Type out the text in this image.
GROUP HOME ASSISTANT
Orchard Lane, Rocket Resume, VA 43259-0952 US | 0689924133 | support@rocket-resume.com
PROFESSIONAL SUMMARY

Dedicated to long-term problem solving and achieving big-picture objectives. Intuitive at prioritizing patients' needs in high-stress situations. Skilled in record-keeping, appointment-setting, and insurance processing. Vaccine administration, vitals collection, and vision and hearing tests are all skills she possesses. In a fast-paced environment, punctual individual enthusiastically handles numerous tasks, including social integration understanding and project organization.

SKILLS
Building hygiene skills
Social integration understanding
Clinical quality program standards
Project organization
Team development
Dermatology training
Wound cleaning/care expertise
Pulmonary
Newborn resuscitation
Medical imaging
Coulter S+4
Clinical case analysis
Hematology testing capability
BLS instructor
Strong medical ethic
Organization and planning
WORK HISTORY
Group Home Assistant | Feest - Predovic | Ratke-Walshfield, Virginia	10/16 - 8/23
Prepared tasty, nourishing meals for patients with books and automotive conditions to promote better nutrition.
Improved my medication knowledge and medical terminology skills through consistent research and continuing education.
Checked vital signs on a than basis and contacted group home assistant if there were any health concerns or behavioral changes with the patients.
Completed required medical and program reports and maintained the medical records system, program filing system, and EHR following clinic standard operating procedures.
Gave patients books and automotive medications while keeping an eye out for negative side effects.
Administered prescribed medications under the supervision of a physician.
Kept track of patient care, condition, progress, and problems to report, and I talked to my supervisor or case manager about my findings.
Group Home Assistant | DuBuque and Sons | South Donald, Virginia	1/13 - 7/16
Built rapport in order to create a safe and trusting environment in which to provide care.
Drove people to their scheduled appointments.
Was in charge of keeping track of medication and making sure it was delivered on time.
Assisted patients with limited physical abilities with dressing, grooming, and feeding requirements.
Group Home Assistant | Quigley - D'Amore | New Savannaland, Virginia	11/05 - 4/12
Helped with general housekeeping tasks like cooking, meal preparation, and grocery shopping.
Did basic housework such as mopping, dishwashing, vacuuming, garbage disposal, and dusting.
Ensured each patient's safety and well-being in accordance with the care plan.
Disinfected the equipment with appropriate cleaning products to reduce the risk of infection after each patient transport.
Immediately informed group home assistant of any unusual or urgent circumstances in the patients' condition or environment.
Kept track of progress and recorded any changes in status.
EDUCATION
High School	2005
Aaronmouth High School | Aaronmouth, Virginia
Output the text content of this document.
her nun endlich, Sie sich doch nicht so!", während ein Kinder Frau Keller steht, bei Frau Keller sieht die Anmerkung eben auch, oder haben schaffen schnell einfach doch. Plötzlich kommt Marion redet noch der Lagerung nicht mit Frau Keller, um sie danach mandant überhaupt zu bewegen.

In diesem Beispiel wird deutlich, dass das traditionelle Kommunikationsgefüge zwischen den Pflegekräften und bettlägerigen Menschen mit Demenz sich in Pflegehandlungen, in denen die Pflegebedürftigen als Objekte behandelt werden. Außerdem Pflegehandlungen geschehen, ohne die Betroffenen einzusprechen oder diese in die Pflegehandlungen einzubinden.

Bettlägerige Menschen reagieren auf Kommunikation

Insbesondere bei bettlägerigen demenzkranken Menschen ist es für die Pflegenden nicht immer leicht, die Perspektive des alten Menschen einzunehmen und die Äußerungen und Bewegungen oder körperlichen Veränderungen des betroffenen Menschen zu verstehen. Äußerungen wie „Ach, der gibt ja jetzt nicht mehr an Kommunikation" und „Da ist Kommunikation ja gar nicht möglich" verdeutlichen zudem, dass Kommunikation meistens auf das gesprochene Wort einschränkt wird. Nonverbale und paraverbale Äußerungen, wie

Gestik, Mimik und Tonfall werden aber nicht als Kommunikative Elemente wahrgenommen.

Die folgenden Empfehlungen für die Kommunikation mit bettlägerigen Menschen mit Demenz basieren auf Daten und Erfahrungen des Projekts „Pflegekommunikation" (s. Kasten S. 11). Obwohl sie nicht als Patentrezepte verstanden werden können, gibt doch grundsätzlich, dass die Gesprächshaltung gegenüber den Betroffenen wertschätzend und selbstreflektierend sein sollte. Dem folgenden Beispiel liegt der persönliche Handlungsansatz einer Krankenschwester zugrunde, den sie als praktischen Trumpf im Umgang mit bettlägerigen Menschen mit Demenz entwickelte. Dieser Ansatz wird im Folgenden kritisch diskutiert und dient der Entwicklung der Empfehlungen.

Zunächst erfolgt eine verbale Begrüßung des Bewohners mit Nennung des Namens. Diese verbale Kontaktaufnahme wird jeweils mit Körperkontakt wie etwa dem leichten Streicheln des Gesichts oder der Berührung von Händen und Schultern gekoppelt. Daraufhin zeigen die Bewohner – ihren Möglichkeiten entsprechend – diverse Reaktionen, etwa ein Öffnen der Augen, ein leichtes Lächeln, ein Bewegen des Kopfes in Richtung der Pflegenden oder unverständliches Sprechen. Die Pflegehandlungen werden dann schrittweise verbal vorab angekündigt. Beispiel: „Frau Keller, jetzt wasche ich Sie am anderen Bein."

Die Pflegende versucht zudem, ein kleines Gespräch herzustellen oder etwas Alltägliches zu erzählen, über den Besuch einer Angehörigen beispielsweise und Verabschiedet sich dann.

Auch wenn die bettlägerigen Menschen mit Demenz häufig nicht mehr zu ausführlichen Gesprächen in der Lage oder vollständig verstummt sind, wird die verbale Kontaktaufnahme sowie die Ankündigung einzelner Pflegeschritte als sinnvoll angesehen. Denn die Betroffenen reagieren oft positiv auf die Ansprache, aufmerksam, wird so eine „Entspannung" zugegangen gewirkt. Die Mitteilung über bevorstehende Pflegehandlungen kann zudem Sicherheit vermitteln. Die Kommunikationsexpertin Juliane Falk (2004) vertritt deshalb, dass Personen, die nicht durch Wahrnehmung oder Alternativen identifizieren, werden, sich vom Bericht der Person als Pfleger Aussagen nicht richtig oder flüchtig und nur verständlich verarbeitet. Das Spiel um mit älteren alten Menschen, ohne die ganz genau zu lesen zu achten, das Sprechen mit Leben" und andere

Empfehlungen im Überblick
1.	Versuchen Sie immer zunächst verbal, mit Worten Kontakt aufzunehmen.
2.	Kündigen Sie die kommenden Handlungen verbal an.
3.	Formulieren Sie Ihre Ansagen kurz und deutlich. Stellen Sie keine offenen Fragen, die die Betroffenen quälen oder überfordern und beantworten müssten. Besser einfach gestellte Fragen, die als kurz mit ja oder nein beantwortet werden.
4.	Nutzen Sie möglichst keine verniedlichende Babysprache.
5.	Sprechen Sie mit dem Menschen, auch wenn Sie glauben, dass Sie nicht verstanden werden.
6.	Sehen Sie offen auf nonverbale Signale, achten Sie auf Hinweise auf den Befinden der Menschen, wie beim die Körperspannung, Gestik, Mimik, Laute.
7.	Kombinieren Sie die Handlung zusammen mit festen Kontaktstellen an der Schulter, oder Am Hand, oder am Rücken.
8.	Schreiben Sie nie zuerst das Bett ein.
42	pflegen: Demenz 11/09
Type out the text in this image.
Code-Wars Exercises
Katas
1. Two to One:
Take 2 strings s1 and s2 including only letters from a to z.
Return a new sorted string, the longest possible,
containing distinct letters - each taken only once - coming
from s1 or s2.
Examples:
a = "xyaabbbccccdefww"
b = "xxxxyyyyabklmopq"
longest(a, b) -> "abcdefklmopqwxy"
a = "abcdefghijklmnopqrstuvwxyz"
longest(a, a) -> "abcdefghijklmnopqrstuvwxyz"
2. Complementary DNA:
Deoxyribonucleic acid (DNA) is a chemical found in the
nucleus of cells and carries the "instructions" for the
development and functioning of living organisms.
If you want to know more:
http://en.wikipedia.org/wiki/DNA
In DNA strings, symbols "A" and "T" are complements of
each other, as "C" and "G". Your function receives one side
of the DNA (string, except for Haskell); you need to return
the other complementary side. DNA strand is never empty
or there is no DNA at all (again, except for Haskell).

* _Your objective_:
How many lines of the entries contain the word "Haskell"? Only the number is wanted.

* _Exercise solution_:
2